● **AIM**
Copy every line in which the string "JSON" occurs.

● **Data entries**

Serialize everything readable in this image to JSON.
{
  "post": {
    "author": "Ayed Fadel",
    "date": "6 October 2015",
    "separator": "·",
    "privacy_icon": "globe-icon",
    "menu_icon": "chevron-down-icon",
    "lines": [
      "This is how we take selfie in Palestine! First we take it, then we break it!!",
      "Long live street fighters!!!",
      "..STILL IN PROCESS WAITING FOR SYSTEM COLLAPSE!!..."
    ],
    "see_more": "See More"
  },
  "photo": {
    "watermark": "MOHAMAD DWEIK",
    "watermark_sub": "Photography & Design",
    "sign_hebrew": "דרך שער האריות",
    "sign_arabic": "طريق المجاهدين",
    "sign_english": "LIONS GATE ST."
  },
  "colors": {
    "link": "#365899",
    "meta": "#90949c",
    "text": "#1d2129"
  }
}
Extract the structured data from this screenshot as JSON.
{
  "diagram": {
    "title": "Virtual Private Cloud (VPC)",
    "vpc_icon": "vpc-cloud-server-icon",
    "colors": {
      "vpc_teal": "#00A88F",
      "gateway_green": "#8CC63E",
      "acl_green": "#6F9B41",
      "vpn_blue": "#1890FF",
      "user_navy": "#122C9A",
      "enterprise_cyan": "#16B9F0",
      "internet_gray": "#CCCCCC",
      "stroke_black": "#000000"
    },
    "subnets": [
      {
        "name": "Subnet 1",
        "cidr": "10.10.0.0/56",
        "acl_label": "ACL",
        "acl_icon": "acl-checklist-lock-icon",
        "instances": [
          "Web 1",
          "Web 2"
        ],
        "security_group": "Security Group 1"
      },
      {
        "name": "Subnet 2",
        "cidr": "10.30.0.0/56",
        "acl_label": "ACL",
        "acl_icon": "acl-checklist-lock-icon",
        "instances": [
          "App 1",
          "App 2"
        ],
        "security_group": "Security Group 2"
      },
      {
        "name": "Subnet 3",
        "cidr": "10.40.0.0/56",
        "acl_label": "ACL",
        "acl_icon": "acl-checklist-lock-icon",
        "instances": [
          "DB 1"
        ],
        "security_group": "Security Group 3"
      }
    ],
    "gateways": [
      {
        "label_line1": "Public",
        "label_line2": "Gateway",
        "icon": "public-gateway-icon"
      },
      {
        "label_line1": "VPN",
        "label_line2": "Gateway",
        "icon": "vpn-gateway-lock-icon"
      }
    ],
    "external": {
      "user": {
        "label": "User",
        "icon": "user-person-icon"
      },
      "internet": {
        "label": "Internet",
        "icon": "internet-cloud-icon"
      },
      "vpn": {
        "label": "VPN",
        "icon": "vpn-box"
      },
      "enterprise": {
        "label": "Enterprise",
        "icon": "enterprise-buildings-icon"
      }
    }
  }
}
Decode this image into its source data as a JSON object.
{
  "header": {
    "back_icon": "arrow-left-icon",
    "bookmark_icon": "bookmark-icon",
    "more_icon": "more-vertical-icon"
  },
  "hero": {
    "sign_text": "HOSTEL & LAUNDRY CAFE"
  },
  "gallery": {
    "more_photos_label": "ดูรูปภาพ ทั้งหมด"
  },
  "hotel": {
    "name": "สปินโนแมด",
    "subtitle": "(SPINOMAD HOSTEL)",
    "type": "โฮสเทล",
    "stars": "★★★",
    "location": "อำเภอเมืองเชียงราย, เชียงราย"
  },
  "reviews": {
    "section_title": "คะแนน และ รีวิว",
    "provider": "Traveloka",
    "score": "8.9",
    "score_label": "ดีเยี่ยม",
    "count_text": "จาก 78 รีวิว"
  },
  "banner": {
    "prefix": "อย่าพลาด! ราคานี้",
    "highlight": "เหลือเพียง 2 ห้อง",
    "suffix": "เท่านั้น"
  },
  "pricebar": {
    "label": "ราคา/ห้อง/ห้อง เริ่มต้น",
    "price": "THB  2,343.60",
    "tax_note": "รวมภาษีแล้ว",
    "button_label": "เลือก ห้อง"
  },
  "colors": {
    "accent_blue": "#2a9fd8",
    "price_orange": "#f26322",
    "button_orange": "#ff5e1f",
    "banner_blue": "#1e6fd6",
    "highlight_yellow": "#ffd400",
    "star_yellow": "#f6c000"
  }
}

● **COMPLETED EXERCISE**
Serialize everything readable in this image to JSON.
Extract the structured data from this screenshot as JSON.
Decode this image into its source data as a JSON object.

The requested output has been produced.